出典の抜粋 -
+++
研究関連

古宮 昇

幸せに生きてほしいと願い、「役立つ」授業をこころがけています 【古宮昇】

「死」と向き合えば「生」が見えてくる

「傾聴術」「人に好かれて楽しく生きる方法」など一般向け書籍を執筆し、心理カウンセラーや講演活動も行っていますが、研究者として「心の症状はなぜ生まれるのか」「子どもが心を開く話の聴き方」(『児童心理』2011年5月号)「はげますのはなぜよくないのか~援助者のためのうつ理解~」(『臨床心理学』第12巻4号、2012年)などの著書・論文を発表してきました。
ただ授業では、心理学の一般的なことは教えません。なぜなら学生たちには、教科書に書いてあるようなことよりも、これからの人生を充実させ、幸せに生きるために役立つことを教える方がずっと大事だと思うからです。
「対人スキル実習」では、人に好かれるコツ、初対面の人や異性とうまく会話するためのコツなどを教えています。そして小グループに分かれて実践的な練習をします。
「心理学入門」の中の「生と死」をテーマにした講義では、絵本「葉っぱのフレディ」や「100万回生きたねこ」を読みます。学生たちは食い入るように聴き入ってくれます。絵本や誌を通して何かを感じるなかで、いつか訪れる自分の死について強く意識してほしいと思います。なぜなら死に直面することは生に直面することだからです。死をちゃんと意識できるとき、家族も友だちも時間も大切にできるでしょう。
+++
取り組む課題 -
A. 古宮昇の授業を紹介する文章について、次の問いに答えなさい。
(i) 「対人スキル実習」では、小グループに分かれて何をするか。
(ii) 「生と死」をテーマにした講義では、どの絵本を読むか。
(iii) 『児童心理』2011年5月号に発表されたものの題は何か。
B. 古宮昇の授業を紹介する文章を、最後の文の後から書き継ぎなさい。
この後の行は、上の文章とは別の資料から取ったものです。

表示データ -
+++
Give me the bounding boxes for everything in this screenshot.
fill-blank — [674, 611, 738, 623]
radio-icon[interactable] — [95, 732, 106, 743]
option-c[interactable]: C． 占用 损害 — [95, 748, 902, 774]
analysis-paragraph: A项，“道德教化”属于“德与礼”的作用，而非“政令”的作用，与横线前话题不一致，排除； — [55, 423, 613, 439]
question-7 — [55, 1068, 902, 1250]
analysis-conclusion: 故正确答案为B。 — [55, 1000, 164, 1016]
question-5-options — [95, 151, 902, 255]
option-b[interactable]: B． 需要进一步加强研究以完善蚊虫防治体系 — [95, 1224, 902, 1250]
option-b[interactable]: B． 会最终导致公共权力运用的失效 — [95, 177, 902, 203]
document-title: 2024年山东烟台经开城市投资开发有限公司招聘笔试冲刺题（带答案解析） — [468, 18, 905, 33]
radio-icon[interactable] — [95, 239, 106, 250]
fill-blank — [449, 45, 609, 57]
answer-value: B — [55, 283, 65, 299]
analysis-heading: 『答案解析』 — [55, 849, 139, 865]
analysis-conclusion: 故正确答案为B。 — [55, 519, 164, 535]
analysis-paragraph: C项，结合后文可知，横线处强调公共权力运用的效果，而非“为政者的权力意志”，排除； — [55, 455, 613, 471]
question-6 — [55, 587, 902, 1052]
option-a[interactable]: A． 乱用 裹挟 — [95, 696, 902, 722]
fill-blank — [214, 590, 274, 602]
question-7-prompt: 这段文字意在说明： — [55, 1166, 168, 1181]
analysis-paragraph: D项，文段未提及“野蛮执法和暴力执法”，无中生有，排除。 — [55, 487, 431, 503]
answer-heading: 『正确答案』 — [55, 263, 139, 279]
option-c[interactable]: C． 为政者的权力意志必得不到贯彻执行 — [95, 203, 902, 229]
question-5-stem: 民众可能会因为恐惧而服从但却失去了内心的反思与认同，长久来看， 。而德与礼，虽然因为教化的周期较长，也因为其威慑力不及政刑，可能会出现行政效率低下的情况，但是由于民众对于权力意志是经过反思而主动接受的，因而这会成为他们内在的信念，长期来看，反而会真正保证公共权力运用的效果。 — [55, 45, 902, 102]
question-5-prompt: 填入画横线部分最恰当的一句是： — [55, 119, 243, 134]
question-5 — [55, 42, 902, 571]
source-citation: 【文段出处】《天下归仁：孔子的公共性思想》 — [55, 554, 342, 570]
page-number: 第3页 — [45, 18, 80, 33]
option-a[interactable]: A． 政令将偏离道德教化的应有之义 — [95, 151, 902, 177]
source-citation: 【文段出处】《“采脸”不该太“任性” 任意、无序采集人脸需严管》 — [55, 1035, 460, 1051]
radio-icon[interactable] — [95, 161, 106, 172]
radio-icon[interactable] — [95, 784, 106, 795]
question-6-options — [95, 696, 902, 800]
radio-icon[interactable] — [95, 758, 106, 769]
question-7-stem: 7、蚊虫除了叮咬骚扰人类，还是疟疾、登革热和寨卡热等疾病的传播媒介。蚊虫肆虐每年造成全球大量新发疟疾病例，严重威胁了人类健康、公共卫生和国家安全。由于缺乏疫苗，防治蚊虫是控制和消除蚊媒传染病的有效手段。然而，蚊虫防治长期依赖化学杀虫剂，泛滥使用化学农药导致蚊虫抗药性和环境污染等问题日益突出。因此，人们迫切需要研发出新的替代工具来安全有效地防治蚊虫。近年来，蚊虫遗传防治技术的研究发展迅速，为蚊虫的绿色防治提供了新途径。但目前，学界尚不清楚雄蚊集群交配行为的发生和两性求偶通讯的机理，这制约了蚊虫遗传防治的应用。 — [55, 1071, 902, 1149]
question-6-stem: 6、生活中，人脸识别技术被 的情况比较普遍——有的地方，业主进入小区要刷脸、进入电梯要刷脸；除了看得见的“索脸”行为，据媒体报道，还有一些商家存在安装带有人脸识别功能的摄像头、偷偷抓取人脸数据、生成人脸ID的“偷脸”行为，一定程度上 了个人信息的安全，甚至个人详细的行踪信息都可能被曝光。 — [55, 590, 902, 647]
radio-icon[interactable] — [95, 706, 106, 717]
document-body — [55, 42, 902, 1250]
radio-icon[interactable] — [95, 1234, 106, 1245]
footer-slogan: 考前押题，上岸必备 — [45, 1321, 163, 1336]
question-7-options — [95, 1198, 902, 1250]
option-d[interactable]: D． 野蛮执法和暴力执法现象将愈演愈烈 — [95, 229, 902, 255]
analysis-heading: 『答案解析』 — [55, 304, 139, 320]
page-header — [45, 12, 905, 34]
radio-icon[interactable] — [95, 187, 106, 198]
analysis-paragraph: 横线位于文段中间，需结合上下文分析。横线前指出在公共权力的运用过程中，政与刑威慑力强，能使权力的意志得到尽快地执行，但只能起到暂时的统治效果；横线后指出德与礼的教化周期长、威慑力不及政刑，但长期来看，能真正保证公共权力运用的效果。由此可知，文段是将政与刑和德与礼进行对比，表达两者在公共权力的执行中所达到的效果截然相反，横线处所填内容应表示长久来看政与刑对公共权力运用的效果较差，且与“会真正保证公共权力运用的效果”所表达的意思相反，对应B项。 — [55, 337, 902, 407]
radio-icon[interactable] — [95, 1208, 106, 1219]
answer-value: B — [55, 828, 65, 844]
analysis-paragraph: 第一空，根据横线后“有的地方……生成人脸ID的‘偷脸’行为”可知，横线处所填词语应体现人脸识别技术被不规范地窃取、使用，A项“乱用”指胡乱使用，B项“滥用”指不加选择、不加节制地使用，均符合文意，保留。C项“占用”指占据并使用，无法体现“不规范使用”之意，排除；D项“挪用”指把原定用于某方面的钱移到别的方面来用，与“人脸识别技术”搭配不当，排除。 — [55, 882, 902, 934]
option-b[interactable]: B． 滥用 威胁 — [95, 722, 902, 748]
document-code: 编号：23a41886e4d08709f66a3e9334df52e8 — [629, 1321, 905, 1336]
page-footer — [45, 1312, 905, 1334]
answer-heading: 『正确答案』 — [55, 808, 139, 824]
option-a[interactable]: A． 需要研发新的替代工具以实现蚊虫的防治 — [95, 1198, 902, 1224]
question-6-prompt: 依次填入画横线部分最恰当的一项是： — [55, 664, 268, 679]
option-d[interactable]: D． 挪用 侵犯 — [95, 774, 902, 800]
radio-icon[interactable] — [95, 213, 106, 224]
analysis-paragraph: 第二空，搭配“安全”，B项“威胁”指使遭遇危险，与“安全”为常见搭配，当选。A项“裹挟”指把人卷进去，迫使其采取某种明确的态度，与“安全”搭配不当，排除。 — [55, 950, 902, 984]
+++
課題の解答 -
A.
(i) 実践的な練習をする。
(ii) 「葉っぱのフレディ」と「100万回生きたねこ」。
(iii) 「子どもが心を開く話の聴き方」。

B.
幸せになるために自分の“周波数”を変える

貧乏な人は、自分が貧しくて不幸だと考え、体の弱い人は病気のことばかり話したがります。あなた自身も、空から明るい光が降り注いでいるのに、日傘やサングラスで光を遮って「暗くて何も見えない」と言い続けるようなことをしていませんか。嘆き続けていると、不幸はかえって持続します。それは、自分の“周波数”を貧しさや病気に合わせているからです。同じ周波数の音叉(おんさ)同士を並べると共鳴しますが、それと同じ原理が人間にもあてはまるのです。
マザー・テレサは「私は反戦集会には行きません。平和集会があれば呼んでください」と言いました。不思議なことに「戦争は嫌だ、戦争反対」と言って戦争に焦点を当てれば当てるほど、戦争と周波数が合ってしまうのです。自らの周波数を変えれば、物事が良い方に向かっていきます。たとえ苦手な人でも、その人の良いところをたくさん挙げていくと、相手のことがだんだん好きになり、それが相手にも伝わります。
また幸せに生きるには、自分にとって本当は何が大切なのかを知ることも大事です。学生みなさんの幸せな人生の助けになるように、私の経験や知識をできるだけ多く伝えていきたいと思っています。